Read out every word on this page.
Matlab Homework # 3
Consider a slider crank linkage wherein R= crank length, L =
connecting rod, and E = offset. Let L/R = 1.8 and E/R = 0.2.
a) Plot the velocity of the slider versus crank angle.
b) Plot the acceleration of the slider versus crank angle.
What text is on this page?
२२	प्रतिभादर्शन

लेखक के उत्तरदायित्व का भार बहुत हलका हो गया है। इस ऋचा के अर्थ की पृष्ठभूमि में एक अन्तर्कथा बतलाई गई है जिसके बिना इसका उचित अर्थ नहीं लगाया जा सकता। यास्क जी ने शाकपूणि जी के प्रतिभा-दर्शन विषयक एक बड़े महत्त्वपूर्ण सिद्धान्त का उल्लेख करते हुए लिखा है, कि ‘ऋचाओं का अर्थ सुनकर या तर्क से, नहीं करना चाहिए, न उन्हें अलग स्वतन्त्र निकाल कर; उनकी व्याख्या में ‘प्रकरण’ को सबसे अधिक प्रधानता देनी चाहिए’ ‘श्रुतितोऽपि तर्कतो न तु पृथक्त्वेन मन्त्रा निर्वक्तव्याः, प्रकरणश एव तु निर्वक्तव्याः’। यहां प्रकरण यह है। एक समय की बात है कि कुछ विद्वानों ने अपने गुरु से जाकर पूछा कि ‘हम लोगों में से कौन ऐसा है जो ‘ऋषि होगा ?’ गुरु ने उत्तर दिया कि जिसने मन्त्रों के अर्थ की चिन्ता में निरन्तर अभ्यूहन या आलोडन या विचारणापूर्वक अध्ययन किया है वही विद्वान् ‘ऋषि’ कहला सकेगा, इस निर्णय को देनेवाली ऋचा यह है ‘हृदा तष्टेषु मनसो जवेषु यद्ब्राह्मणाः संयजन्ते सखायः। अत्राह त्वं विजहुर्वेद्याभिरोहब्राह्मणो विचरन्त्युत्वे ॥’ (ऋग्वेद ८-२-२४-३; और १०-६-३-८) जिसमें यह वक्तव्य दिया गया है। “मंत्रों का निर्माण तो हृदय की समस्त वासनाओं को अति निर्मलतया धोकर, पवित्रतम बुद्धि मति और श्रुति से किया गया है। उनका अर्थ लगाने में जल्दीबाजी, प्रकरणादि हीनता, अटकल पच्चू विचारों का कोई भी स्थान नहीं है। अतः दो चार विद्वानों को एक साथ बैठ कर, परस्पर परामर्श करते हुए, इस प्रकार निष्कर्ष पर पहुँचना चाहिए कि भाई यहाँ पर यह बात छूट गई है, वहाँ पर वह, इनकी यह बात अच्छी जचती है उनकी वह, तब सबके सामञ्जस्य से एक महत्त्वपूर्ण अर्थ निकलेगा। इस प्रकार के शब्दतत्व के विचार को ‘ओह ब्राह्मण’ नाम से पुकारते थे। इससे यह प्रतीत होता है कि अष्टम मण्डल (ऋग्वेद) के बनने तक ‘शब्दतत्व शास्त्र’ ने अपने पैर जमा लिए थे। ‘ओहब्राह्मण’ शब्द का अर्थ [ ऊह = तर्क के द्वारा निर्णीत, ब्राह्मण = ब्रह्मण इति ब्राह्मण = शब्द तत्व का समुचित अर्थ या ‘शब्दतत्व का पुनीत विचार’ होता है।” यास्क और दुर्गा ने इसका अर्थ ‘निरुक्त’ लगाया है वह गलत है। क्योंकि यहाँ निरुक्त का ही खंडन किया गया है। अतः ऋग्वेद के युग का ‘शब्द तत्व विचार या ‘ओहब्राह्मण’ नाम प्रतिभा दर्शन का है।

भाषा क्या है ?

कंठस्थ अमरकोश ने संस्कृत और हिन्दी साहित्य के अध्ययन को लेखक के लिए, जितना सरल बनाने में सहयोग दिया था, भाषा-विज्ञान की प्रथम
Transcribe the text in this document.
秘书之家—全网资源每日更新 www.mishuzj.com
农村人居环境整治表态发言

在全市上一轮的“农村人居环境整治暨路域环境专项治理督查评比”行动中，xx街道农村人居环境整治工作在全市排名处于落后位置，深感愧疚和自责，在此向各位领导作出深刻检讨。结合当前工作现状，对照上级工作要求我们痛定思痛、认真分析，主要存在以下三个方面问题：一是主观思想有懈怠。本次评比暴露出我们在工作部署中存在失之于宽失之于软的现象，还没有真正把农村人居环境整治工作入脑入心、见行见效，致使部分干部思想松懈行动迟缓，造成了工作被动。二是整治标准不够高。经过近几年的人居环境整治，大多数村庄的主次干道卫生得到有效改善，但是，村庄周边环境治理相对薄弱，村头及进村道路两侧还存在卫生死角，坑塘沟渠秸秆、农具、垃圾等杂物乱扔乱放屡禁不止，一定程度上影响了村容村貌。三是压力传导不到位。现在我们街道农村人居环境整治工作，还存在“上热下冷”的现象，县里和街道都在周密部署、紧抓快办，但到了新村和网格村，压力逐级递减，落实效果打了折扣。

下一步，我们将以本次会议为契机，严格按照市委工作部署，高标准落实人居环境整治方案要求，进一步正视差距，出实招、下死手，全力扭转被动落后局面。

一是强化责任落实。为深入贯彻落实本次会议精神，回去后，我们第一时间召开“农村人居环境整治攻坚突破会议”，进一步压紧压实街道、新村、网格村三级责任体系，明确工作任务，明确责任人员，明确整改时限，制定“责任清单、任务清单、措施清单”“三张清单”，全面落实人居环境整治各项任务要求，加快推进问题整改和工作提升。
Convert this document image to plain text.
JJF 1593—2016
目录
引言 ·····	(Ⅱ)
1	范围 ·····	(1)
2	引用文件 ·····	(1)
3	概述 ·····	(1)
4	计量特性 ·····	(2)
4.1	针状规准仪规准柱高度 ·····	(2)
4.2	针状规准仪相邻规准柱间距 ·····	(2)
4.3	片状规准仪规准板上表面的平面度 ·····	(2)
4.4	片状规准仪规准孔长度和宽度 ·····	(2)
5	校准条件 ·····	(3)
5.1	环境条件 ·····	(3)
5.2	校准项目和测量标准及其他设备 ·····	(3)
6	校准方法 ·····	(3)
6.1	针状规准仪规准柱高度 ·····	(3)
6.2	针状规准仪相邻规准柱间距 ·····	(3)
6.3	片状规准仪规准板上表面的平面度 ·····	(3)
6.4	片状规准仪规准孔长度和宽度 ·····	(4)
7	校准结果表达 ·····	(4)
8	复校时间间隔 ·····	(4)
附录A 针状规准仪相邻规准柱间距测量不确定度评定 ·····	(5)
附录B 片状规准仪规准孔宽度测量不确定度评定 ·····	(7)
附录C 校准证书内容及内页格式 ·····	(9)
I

*WRITTEN EXERCISE*
Work out how many lines of the listing above include the word "片状规准仪规准板上表面的平面度". Reply with nothing but the count.

*PROBLEM SOLUTION*
2